EXTRACT:
-----

It’s rare to be able to report good news for Dr David Holloway, but he must be delighted by the payment of £10m or so by the Bank of Scotland to Pat Robertson as compensation for pulling out of their joint venture to bring telephone banking to the population of his extensive mailing list. For Dr Robertson’s offence, when you examine it, was not to say that Homosexuals were wicked men who would go to hell, though he undoubtedly said and believes this. It was to accuse the Scots of being poofters. "In Europe, the big word is tolerance. Homosexuals are riding high in the media .. and in Scotland you can’t believe how strong the homosexuals are." It’s all that tossing the caber, I suppose.
Enlightened opinion has been complaining about his opinions since the deal was first announced. The Bank ignored them; after all, there are more potential customers on Dr Robertson’s mailing lists than in the whole of the United Kingdom. The only person who seems to have taken any notice was Dr Robertson himself, who announced to his audience that homosexuals were incredibly strong in Scotland. It was after that that the Bank was forced to pull out. Whatever the spin put on the story by such worthies as Richard Holloway and Roseanna Cuningham, the SNP "Justice spokeswoman" the fact remains that it was what the Guardian called "a direct attack on Scotland" which forced the collapse of the deal. So there is probably lots of mileage yet in the view that being nasty to gays is an acceptable substitute for morality. This is better news for David than for Richard Holloway.
The Sunday press coverage of all this was extensive, if not deep. Both the Observer and the Sunday Times had long articles describing the inner machinations of the Bank of Scotland as it decided to extract itself form the deal; the Independent on Sunday had a comment piece from A.N. Wilson, which is cheaper than employing reporters, and gives more readers pleasure. But it made an odd contrast with his piece in the previous day’s Guardian which had been a sophisticated defence of benign agnosticism. It was chopped down from a forthcoming book, and so left some very odd lacunae. "I had always thought that the human race was stuck in a religious position as a result of a serious of philosophical mistakes" he wrote. What, "always", even when studying at St Stephen’s House? I’m sure he’d now reply "especially then", but it would be interesting to know that truth.
His conclusion on Saturday may be compatible with camp Anglo-Catholicism but it is completely opposed to his column on Sunday. On Saturday he wrote : "Let us say that .. all religion is no more than a projection … then would it not still be s projection of our most fundamental moral, ethical, spiritual and emotional concerns? Would not the discarding of such a projection have the most calamitous psychological results, not only for individuals but for societies? What is the literalists and the fundamentalists on both sides of the argument had got it wrong? What if the truth lay elsewhere, in the those mysterious and linguistic areas which the simple-minded would like to dismiss as wishy-washy or fudge?
"Religion has .. cash value: irrespective of whether you can prove the existence of God, you can demonstrate the effectiveness of religious practice. In the actual business of life, in grief, fear, and sorrow, men and women and children say their prayers and find themselves comforted."
This kind of nostalgic acceptance of the inevitability and utility of religion seems quite incompatible with the brisk scorn on display in the Independent on Sunday, where he lambasts Tipper Gore for helping in a twelve-step program for junkies which is based squarely on the effectiveness of religious practice. "One moment a junkie, Herlinda gave her life to the Lord. Now she’s employed at Wal-Mart and has been ‘honoured as an employee of the month’. Christianity thus bandied about by the politicians looks like a catch-all solution. ‘Faith-based approaches’ do not cost the taxpayer one bean. They claim to be able to transform American society into a squeaky-clean Evangelical paradise in which the young people come off crack cocaine and get jobs at Wal-Mart."

-----

EXERCISE TASK 1: Which newspapers does the column on the Bank of Scotland deal name?
EXERCISE TASK 2: Print the part of the column on the Bank of Scotland deal that opens with the words containing "His conclusion on" and closes with "wishy-washy or fudge?".

-----

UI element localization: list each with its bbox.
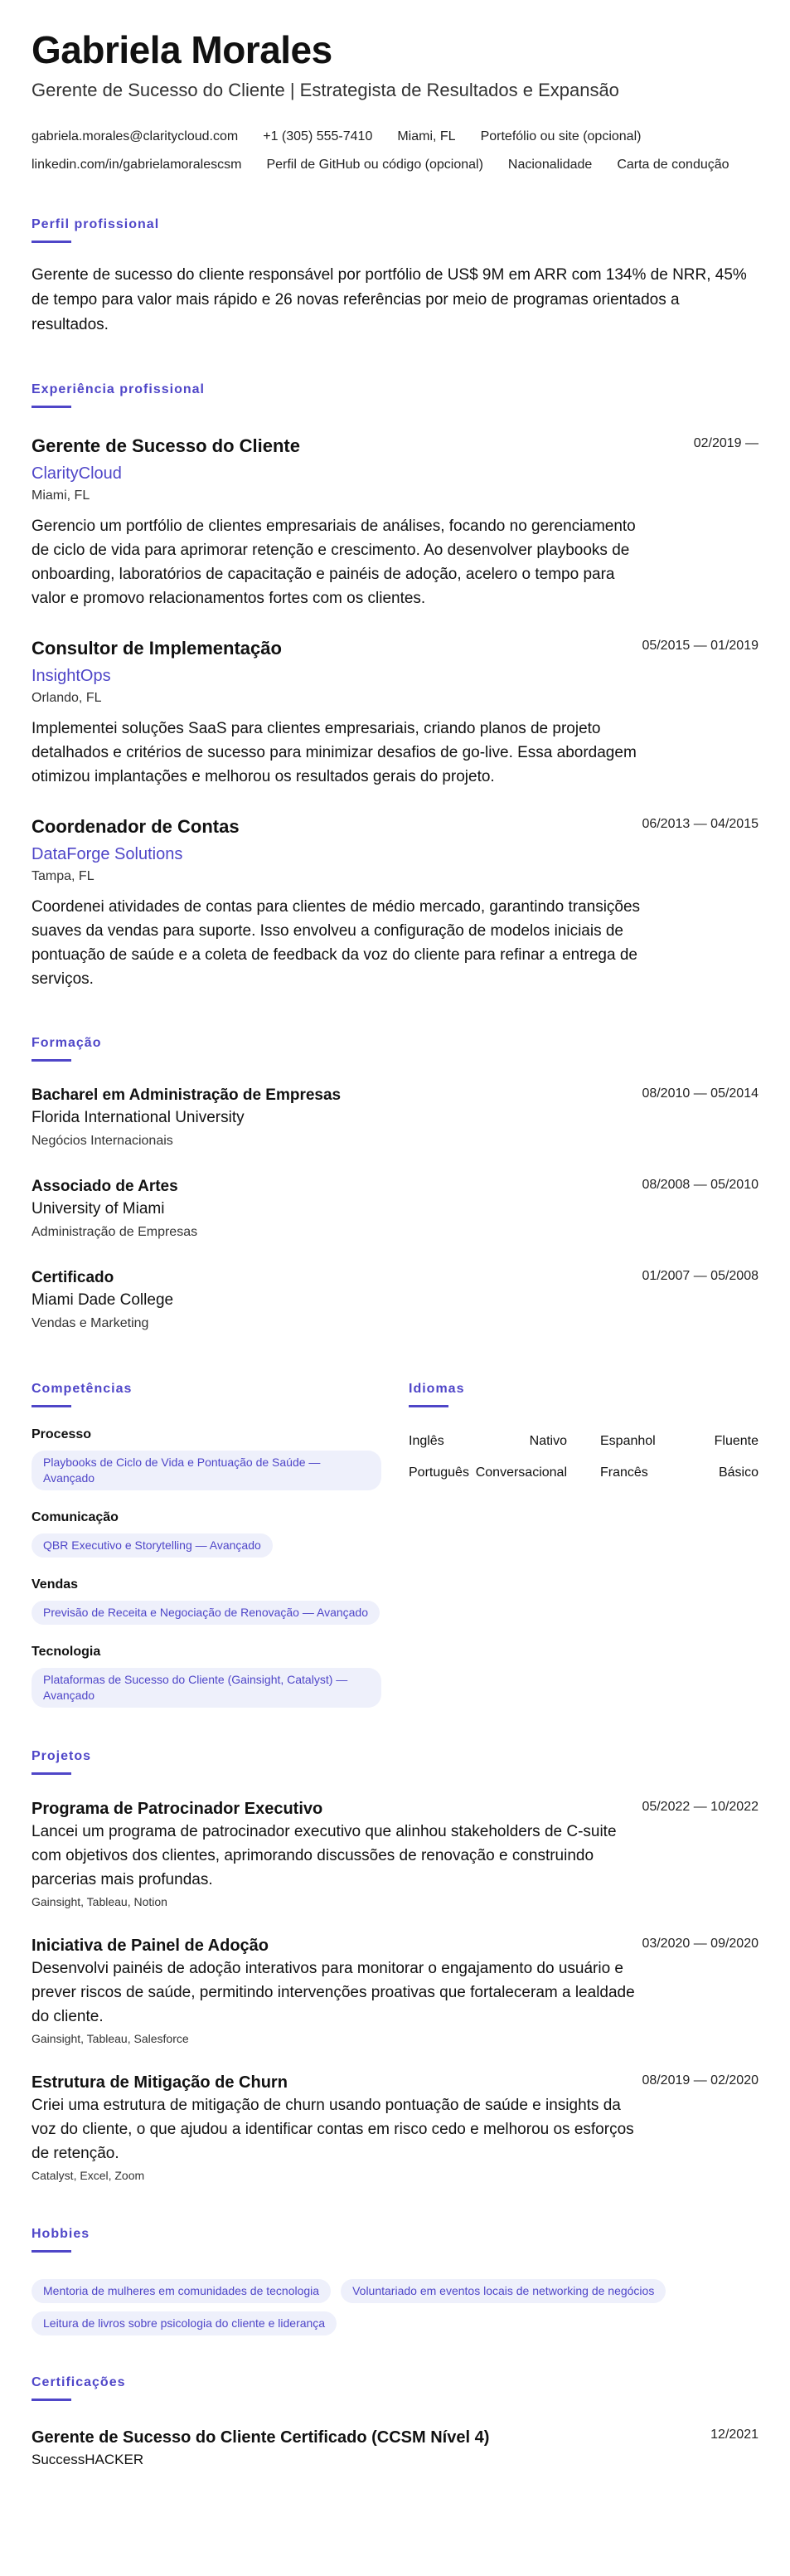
skill-category: Vendas (32, 1577, 79, 1592)
job-location: Miami, FL (32, 488, 90, 503)
project-item (32, 2072, 758, 2185)
section-title-skills: Competências (32, 1382, 133, 1396)
experience-item (32, 435, 758, 610)
section-divider (32, 241, 71, 243)
experience-item (32, 815, 758, 991)
section-divider (32, 2250, 71, 2253)
contact-driving-license: Carta de condução (617, 158, 729, 172)
job-date: 02/2019 — (693, 436, 758, 450)
section-title-certifications: Certificações (32, 2375, 126, 2389)
education-date: 08/2008 — 05/2010 (642, 1178, 758, 1192)
hobby-pill: Voluntariado em eventos locais de networking de negócios (341, 2279, 666, 2303)
education-date: 01/2007 — 05/2008 (642, 1269, 758, 1283)
skills-section (32, 1382, 381, 1708)
hobby-pill: Leitura de livros sobre psicologia do cliente e liderança (32, 2311, 337, 2335)
job-date: 06/2013 — 04/2015 (642, 817, 758, 831)
summary-section (32, 217, 758, 338)
language-item (409, 1426, 567, 1457)
language-level: Fluente (714, 1434, 758, 1448)
candidate-headline: Gerente de Sucesso do Cliente | Estrategista de Resultados e Expansão (32, 80, 619, 100)
project-date: 05/2022 — 10/2022 (642, 1800, 758, 1814)
job-description: Implementei soluções SaaS para clientes empresariais, criando planos de projeto detalhados e critérios de sucesso para minimizar desafios de go-live. Essa abordagem otimizou implantações e melhorou os resultados gerais do projeto. (32, 720, 637, 785)
contact-list (32, 123, 758, 179)
language-item (600, 1426, 758, 1457)
skills-languages-row (32, 1382, 758, 1708)
job-location: Tampa, FL (32, 869, 95, 883)
contact-email[interactable]: gabriela.morales@claritycloud.com (32, 129, 239, 143)
language-level: Conversacional (475, 1465, 567, 1480)
section-divider (32, 406, 71, 408)
job-description: Gerencio um portfólio de clientes empresariais de análises, focando no gerenciamento de ciclo de vida para aprimorar retenção e crescimento. Ao desenvolver playbooks de onboarding, laboratórios de capacitação e painéis de adoção, acelero o tempo para valor e promovo relacionamentos fortes com os clientes. (32, 518, 636, 607)
contact-nationality: Nacionalidade (507, 158, 593, 172)
project-tools: Gainsight, Tableau, Salesforce (32, 2032, 189, 2045)
section-divider (32, 1059, 71, 1062)
languages-section (409, 1382, 758, 1708)
section-divider (32, 1405, 71, 1407)
job-title: Coordenador de Contas (32, 816, 240, 837)
project-title: Programa de Patrocinador Executivo (32, 1800, 323, 1818)
project-date: 08/2019 — 02/2020 (642, 2073, 758, 2088)
education-field: Vendas e Marketing (32, 1316, 149, 1330)
skill-pill: Playbooks de Ciclo de Vida e Pontuação de Saúde — Avançado (32, 1451, 381, 1490)
skill-pill: QBR Executivo e Storytelling — Avançado (32, 1533, 273, 1558)
candidate-name: Gabriela Morales (32, 28, 332, 71)
section-title-languages: Idiomas (409, 1382, 465, 1396)
project-title: Iniciativa de Painel de Adoção (32, 1937, 269, 1955)
hobby-pill: Mentoria de mulheres em comunidades de tecnologia (32, 2279, 331, 2303)
job-title: Consultor de Implementação (32, 638, 282, 659)
job-company: InsightOps (32, 667, 111, 685)
experience-item (32, 637, 758, 789)
project-item (32, 1935, 758, 2049)
education-section (32, 1036, 758, 1335)
skill-pill: Plataformas de Sucesso do Cliente (Gainsight, Catalyst) — Avançado (32, 1668, 381, 1708)
certification-date: 12/2021 (710, 2428, 758, 2442)
contact-portfolio[interactable]: Portefólio ou site (opcional) (480, 129, 642, 143)
education-date: 08/2010 — 05/2014 (642, 1086, 758, 1101)
section-title-summary: Perfil profissional (32, 217, 160, 231)
language-level: Básico (718, 1465, 758, 1480)
project-description: Criei uma estrutura de mitigação de churn usando pontuação de saúde e insights da voz do cliente, o que ajudou a identificar contas em risco cedo e melhorou os esforços de retenção. (32, 2097, 634, 2162)
experience-section (32, 382, 758, 991)
language-level: Nativo (529, 1434, 567, 1448)
section-title-hobbies: Hobbies (32, 2227, 90, 2241)
section-divider (409, 1405, 448, 1407)
language-name: Francês (600, 1465, 648, 1480)
section-title-projects: Projetos (32, 1749, 92, 1763)
skill-category: Tecnologia (32, 1645, 101, 1659)
project-tools: Catalyst, Excel, Zoom (32, 2169, 145, 2182)
skill-pill: Previsão de Receita e Negociação de Renovação — Avançado (32, 1601, 380, 1625)
certification-item (32, 2426, 758, 2471)
hobby-list (32, 2271, 758, 2335)
job-company: DataForge Solutions (32, 845, 183, 863)
language-item (600, 1457, 758, 1489)
language-item (409, 1457, 567, 1489)
project-title: Estrutura de Mitigação de Churn (32, 2073, 288, 2092)
job-location: Orlando, FL (32, 691, 102, 705)
education-field: Negócios Internacionais (32, 1134, 173, 1148)
language-grid (409, 1426, 758, 1489)
section-divider (32, 1772, 71, 1775)
education-school: Miami Dade College (32, 1291, 174, 1309)
language-name: Inglês (409, 1434, 444, 1448)
contact-linkedin[interactable]: linkedin.com/in/gabrielamoralescsm (32, 158, 242, 172)
section-divider (32, 2399, 71, 2401)
education-school: Florida International University (32, 1109, 245, 1126)
projects-section (32, 1749, 758, 2185)
skill-category: Comunicação (32, 1510, 119, 1524)
certification-issuer: SuccessHACKER (32, 2452, 144, 2467)
summary-text: Gerente de sucesso do cliente responsável por portfólio de US$ 9M em ARR com 134% de NRR, 45% de tempo para valor mais rápido e 26 novas referências por meio de programas orientados a resultados. (32, 266, 747, 333)
section-title-experience: Experiência profissional (32, 382, 205, 396)
project-tools: Gainsight, Tableau, Notion (32, 1895, 167, 1908)
contact-location: Miami, FL (397, 129, 456, 143)
education-item (32, 1176, 758, 1244)
project-description: Lancei um programa de patrocinador executivo que alinhou stakeholders de C-suite com objetivos dos clientes, aprimorando discussões de renovação e construindo parcerias mais profundas. (32, 1823, 617, 1888)
education-degree: Bacharel em Administração de Empresas (32, 1086, 342, 1104)
education-item (32, 1085, 758, 1153)
education-field: Administração de Empresas (32, 1225, 198, 1239)
hobbies-section (32, 2227, 758, 2335)
skill-category: Processo (32, 1427, 92, 1441)
education-item (32, 1267, 758, 1335)
certifications-section (32, 2375, 758, 2471)
project-date: 03/2020 — 09/2020 (642, 1937, 758, 1951)
job-date: 05/2015 — 01/2019 (642, 639, 758, 653)
education-school: University of Miami (32, 1200, 165, 1218)
education-degree: Associado de Artes (32, 1178, 178, 1195)
job-title: Gerente de Sucesso do Cliente (32, 435, 300, 456)
language-name: Português (409, 1465, 469, 1480)
language-name: Espanhol (600, 1434, 656, 1448)
job-company: ClarityCloud (32, 464, 122, 483)
education-degree: Certificado (32, 1269, 114, 1286)
project-item (32, 1798, 758, 1912)
job-description: Coordenei atividades de contas para clientes de médio mercado, garantindo transições suaves da vendas para suporte. Isso envolveu a configuração de modelos iniciais de pontuação de saúde e a coleta de feedback da voz do cliente para refinar a entrega de serviços. (32, 898, 641, 988)
section-title-education: Formação (32, 1036, 102, 1050)
contact-phone[interactable]: +1 (305) 555-7410 (263, 129, 373, 143)
contact-github[interactable]: Perfil de GitHub ou código (opcional) (266, 158, 483, 172)
certification-name: Gerente de Sucesso do Cliente Certificado (CCSM Nível 4) (32, 2428, 490, 2447)
project-description: Desenvolvi painéis de adoção interativos para monitorar o engajamento do usuário e prever riscos de saúde, permitindo intervenções proativas que fortaleceram a lealdade do cliente. (32, 1960, 635, 2025)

-----

WRITTEN SOLUTION 1: The Guardian, the Observer, the Sunday Times, and the Independent on Sunday.

WRITTEN SOLUTION 2:
His conclusion on Saturday may be compatible with camp Anglo-Catholicism but it is completely opposed to his column on Sunday. On Saturday he wrote : "Let us say that .. all religion is no more than a projection … then would it not still be s projection of our most fundamental moral, ethical, spiritual and emotional concerns? Would not the discarding of such a projection have the most calamitous psychological results, not only for individuals but for societies? What is the literalists and the fundamentalists on both sides of the argument had got it wrong? What if the truth lay elsewhere, in the those mysterious and linguistic areas which the simple-minded would like to dismiss as wishy-washy or fudge?